Print the listing as it stands, omitting all images.
__________________________________________________
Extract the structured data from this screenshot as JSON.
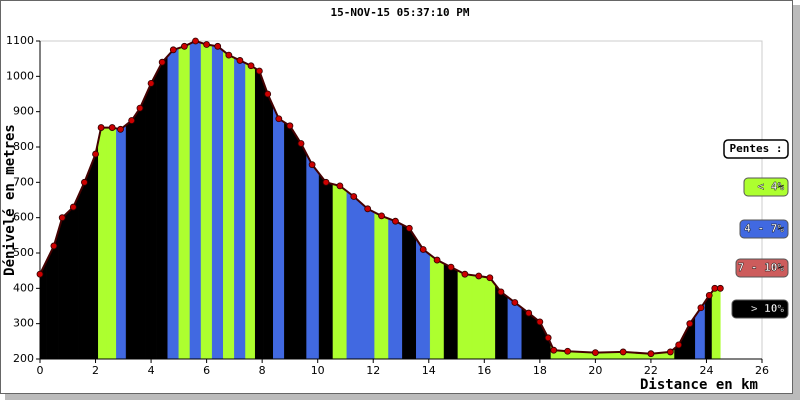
{
  "chart_data": {
    "type": "profile",
    "title": "15-NOV-15 05:37:10 PM",
    "x_label": "Distance en km",
    "y_label": "Dénivelé en metres",
    "x": [
      0,
      0.5,
      0.8,
      1.2,
      1.6,
      2.0,
      2.2,
      2.6,
      2.9,
      3.3,
      3.6,
      4.0,
      4.4,
      4.8,
      5.2,
      5.6,
      6.0,
      6.4,
      6.8,
      7.2,
      7.6,
      7.9,
      8.2,
      8.6,
      9.0,
      9.4,
      9.8,
      10.3,
      10.8,
      11.3,
      11.8,
      12.3,
      12.8,
      13.3,
      13.8,
      14.3,
      14.8,
      15.3,
      15.8,
      16.2,
      16.6,
      17.1,
      17.6,
      18.0,
      18.3,
      18.5,
      19.0,
      20.0,
      21.0,
      22.0,
      22.7,
      23.0,
      23.4,
      23.8,
      24.1,
      24.3,
      24.5
    ],
    "series": [
      {
        "name": "Altitude",
        "color": "#cc0000",
        "values": [
          440,
          520,
          600,
          630,
          700,
          780,
          855,
          855,
          850,
          875,
          910,
          980,
          1040,
          1075,
          1085,
          1100,
          1090,
          1085,
          1060,
          1045,
          1030,
          1015,
          950,
          880,
          860,
          810,
          750,
          700,
          690,
          660,
          625,
          605,
          590,
          570,
          510,
          480,
          460,
          440,
          435,
          430,
          390,
          360,
          330,
          305,
          260,
          225,
          222,
          218,
          220,
          215,
          220,
          240,
          300,
          345,
          380,
          400,
          400
        ],
        "fill_colors": [
          "#000000",
          "#000000",
          "#000000",
          "#000000",
          "#000000",
          "#000000",
          "#adff2f",
          "#adff2f",
          "#4169e1",
          "#000000",
          "#000000",
          "#000000",
          "#000000",
          "#4169e1",
          "#adff2f",
          "#4169e1",
          "#adff2f",
          "#4169e1",
          "#adff2f",
          "#4169e1",
          "#adff2f",
          "#000000",
          "#000000",
          "#4169e1",
          "#000000",
          "#000000",
          "#4169e1",
          "#000000",
          "#adff2f",
          "#4169e1",
          "#4169e1",
          "#adff2f",
          "#4169e1",
          "#000000",
          "#4169e1",
          "#adff2f",
          "#000000",
          "#adff2f",
          "#adff2f",
          "#adff2f",
          "#000000",
          "#4169e1",
          "#000000",
          "#000000",
          "#000000",
          "#adff2f",
          "#adff2f",
          "#adff2f",
          "#adff2f",
          "#adff2f",
          "#adff2f",
          "#000000",
          "#000000",
          "#4169e1",
          "#000000",
          "#adff2f",
          "#adff2f"
        ]
      }
    ],
    "xlim": [
      0,
      26
    ],
    "xticks": [
      0,
      2,
      4,
      6,
      8,
      10,
      12,
      14,
      16,
      18,
      20,
      22,
      24,
      26
    ],
    "ylim": [
      200,
      1100
    ],
    "yticks": [
      200,
      300,
      400,
      500,
      600,
      700,
      800,
      900,
      1000,
      1100
    ],
    "legend_title": "Pentes :",
    "legend": [
      {
        "label": "< 4%",
        "color": "#adff2f"
      },
      {
        "label": "4 - 7%",
        "color": "#4169e1"
      },
      {
        "label": "7 - 10%",
        "color": "#cd5c5c"
      },
      {
        "label": "> 10%",
        "color": "#000000"
      }
    ]
  }
}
__________________________________________________
CORRECT RESPONSE:
Extract the structured data from this screenshot as JSON.
{
  "chart_data": {
    "type": "profile",
    "title": "15-NOV-15 05:37:10 PM",
    "x_label": "Distance en km",
    "y_label": "Dénivelé en metres",
    "x": [
      0,
      0.5,
      0.8,
      1.2,
      1.6,
      2.0,
      2.2,
      2.6,
      2.9,
      3.3,
      3.6,
      4.0,
      4.4,
      4.8,
      5.2,
      5.6,
      6.0,
      6.4,
      6.8,
      7.2,
      7.6,
      7.9,
      8.2,
      8.6,
      9.0,
      9.4,
      9.8,
      10.3,
      10.8,
      11.3,
      11.8,
      12.3,
      12.8,
      13.3,
      13.8,
      14.3,
      14.8,
      15.3,
      15.8,
      16.2,
      16.6,
      17.1,
      17.6,
      18.0,
      18.3,
      18.5,
      19.0,
      20.0,
      21.0,
      22.0,
      22.7,
      23.0,
      23.4,
      23.8,
      24.1,
      24.3,
      24.5
    ],
    "series": [
      {
        "name": "Altitude",
        "color": "#cc0000",
        "values": [
          440,
          520,
          600,
          630,
          700,
          780,
          855,
          855,
          850,
          875,
          910,
          980,
          1040,
          1075,
          1085,
          1100,
          1090,
          1085,
          1060,
          1045,
          1030,
          1015,
          950,
          880,
          860,
          810,
          750,
          700,
          690,
          660,
          625,
          605,
          590,
          570,
          510,
          480,
          460,
          440,
          435,
          430,
          390,
          360,
          330,
          305,
          260,
          225,
          222,
          218,
          220,
          215,
          220,
          240,
          300,
          345,
          380,
          400,
          400
        ],
        "fill_colors": [
          "#000000",
          "#000000",
          "#000000",
          "#000000",
          "#000000",
          "#000000",
          "#adff2f",
          "#adff2f",
          "#4169e1",
          "#000000",
          "#000000",
          "#000000",
          "#000000",
          "#4169e1",
          "#adff2f",
          "#4169e1",
          "#adff2f",
          "#4169e1",
          "#adff2f",
          "#4169e1",
          "#adff2f",
          "#000000",
          "#000000",
          "#4169e1",
          "#000000",
          "#000000",
          "#4169e1",
          "#000000",
          "#adff2f",
          "#4169e1",
          "#4169e1",
          "#adff2f",
          "#4169e1",
          "#000000",
          "#4169e1",
          "#adff2f",
          "#000000",
          "#adff2f",
          "#adff2f",
          "#adff2f",
          "#000000",
          "#4169e1",
          "#000000",
          "#000000",
          "#000000",
          "#adff2f",
          "#adff2f",
          "#adff2f",
          "#adff2f",
          "#adff2f",
          "#adff2f",
          "#000000",
          "#000000",
          "#4169e1",
          "#000000",
          "#adff2f",
          "#adff2f"
        ]
      }
    ],
    "xlim": [
      0,
      26
    ],
    "xticks": [
      0,
      2,
      4,
      6,
      8,
      10,
      12,
      14,
      16,
      18,
      20,
      22,
      24,
      26
    ],
    "ylim": [
      200,
      1100
    ],
    "yticks": [
      200,
      300,
      400,
      500,
      600,
      700,
      800,
      900,
      1000,
      1100
    ],
    "legend_title": "Pentes :",
    "legend": [
      {
        "label": "< 4%",
        "color": "#adff2f"
      },
      {
        "label": "4 - 7%",
        "color": "#4169e1"
      },
      {
        "label": "7 - 10%",
        "color": "#cd5c5c"
      },
      {
        "label": "> 10%",
        "color": "#000000"
      }
    ]
  }
}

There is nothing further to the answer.